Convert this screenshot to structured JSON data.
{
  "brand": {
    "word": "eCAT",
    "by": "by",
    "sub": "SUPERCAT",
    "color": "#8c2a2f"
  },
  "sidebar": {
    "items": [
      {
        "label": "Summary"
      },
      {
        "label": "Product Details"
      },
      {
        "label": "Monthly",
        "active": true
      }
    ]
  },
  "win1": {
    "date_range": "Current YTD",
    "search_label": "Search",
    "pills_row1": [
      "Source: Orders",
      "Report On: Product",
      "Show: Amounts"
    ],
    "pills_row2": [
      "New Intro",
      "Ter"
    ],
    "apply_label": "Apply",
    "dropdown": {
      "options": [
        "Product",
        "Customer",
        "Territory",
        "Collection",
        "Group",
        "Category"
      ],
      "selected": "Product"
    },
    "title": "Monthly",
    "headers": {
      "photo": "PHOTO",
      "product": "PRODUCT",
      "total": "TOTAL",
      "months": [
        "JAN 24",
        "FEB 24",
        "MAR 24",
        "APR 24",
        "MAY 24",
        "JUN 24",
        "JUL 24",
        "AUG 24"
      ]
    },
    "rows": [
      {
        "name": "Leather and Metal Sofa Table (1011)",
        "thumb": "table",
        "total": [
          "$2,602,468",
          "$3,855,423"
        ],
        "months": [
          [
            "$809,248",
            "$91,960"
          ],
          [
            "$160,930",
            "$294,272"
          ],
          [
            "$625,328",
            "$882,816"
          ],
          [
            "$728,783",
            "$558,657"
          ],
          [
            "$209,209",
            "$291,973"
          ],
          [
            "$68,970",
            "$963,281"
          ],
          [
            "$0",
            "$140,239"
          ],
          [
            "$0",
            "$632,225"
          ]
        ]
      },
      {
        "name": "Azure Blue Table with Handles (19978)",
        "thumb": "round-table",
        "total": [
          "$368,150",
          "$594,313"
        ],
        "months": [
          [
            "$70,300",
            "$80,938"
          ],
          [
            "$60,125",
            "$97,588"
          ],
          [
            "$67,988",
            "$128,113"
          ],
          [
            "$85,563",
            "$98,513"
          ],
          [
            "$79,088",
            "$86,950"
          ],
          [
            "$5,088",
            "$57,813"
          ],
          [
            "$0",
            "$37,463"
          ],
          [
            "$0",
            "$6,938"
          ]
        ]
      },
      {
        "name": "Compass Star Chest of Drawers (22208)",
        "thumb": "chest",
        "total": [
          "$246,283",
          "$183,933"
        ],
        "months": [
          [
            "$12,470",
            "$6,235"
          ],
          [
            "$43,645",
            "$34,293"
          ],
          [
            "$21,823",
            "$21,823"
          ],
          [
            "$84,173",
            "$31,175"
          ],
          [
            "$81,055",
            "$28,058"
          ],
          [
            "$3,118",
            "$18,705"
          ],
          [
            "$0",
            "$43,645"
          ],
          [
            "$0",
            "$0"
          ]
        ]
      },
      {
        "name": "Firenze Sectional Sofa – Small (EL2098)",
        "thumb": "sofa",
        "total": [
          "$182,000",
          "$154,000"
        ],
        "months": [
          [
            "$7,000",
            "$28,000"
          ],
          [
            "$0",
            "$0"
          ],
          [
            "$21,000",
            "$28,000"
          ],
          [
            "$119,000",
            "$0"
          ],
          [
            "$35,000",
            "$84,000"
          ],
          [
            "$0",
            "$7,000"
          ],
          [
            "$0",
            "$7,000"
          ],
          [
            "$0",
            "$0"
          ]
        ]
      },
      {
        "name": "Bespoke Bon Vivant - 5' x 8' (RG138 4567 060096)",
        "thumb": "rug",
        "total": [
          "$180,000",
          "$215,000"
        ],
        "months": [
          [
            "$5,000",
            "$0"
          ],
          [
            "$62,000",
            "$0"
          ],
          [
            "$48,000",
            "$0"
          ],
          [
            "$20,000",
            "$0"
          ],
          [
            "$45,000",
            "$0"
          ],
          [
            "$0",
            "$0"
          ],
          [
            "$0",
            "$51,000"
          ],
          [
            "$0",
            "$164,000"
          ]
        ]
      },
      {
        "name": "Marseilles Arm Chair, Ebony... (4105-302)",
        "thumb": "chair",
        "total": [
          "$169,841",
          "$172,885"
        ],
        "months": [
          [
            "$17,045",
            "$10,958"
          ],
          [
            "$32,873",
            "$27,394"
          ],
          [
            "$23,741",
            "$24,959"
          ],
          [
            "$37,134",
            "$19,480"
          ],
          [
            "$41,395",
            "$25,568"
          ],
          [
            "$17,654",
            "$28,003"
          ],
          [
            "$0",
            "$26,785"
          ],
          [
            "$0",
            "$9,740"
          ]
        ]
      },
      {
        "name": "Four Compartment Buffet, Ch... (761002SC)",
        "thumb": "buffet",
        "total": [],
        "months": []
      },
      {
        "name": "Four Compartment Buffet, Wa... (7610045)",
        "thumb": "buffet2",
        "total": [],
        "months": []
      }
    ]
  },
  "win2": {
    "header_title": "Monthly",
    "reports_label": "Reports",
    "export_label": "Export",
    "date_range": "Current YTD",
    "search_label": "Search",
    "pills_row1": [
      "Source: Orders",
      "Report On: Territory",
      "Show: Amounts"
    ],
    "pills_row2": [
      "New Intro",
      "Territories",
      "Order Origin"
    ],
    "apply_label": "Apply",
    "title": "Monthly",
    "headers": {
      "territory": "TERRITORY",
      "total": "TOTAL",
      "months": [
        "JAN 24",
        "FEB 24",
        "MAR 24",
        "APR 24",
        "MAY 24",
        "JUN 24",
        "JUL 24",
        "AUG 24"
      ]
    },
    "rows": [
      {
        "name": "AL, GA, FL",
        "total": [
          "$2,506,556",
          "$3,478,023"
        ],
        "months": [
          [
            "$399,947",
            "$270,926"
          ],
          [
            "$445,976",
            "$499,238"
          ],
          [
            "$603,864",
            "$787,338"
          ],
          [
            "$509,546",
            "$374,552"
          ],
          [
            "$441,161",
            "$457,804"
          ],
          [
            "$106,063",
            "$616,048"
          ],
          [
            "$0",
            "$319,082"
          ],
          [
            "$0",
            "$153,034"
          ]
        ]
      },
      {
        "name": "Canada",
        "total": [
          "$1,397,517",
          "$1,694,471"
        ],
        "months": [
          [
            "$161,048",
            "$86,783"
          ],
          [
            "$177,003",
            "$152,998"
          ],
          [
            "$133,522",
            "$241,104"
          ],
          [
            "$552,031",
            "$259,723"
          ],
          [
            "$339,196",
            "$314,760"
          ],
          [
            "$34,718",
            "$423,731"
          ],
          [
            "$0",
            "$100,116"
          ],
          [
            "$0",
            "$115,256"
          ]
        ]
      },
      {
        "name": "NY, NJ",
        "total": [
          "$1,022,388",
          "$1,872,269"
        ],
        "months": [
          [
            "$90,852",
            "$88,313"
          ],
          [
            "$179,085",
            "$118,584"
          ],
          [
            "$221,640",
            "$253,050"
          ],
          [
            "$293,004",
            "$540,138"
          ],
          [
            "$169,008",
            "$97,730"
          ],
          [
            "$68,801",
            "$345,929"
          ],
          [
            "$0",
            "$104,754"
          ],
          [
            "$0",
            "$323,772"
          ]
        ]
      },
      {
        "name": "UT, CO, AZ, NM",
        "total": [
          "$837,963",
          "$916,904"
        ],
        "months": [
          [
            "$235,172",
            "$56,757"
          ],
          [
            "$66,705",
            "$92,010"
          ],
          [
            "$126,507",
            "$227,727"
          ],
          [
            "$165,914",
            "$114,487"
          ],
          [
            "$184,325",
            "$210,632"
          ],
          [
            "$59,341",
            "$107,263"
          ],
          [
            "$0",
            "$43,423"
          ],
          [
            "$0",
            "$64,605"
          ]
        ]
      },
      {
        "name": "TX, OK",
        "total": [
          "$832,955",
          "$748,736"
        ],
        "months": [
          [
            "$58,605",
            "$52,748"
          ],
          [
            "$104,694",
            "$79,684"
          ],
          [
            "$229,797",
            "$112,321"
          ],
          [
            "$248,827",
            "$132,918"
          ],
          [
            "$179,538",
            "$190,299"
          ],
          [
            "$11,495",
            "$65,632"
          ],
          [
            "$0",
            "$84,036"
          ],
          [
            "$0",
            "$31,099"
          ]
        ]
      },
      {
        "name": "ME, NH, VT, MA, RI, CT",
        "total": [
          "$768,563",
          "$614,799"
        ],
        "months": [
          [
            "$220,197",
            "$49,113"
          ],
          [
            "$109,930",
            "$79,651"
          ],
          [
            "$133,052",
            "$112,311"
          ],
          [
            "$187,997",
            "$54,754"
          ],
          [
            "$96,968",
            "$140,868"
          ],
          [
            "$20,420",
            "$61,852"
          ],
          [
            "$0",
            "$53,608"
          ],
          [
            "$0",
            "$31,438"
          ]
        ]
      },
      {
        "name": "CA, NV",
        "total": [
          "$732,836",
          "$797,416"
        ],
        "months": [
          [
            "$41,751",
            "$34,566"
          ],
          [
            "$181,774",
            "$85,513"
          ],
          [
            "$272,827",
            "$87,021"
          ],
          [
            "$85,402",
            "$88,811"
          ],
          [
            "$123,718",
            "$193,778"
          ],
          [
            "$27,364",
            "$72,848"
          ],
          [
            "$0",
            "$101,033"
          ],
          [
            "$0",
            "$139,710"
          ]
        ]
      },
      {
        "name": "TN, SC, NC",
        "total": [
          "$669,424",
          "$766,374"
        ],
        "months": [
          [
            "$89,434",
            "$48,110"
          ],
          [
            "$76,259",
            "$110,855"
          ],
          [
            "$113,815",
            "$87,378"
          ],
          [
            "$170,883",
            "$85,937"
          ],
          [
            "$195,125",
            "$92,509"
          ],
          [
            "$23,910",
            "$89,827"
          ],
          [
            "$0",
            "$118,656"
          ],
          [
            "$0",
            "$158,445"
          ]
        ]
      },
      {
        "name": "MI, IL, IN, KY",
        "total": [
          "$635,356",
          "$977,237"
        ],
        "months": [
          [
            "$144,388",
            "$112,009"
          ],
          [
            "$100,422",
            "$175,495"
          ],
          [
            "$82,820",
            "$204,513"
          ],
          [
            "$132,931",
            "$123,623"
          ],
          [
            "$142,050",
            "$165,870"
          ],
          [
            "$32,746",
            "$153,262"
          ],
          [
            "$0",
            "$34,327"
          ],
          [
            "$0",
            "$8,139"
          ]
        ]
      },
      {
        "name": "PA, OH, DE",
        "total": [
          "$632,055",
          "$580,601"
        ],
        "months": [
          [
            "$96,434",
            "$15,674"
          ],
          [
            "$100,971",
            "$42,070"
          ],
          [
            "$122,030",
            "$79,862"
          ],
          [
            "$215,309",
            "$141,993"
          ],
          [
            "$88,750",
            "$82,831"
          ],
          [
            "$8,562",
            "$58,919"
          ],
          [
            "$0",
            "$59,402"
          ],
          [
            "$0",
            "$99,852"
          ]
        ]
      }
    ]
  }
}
########################################
:: Exercise brief ::
List each line of the records that holds the string "thumb".

:: Completed exercise ::
        "thumb": "table",
        "thumb": "round-table",
        "thumb": "chest",
        "thumb": "sofa",
        "thumb": "rug",
        "thumb": "chair",
        "thumb": "buffet",
        "thumb": "buffet2",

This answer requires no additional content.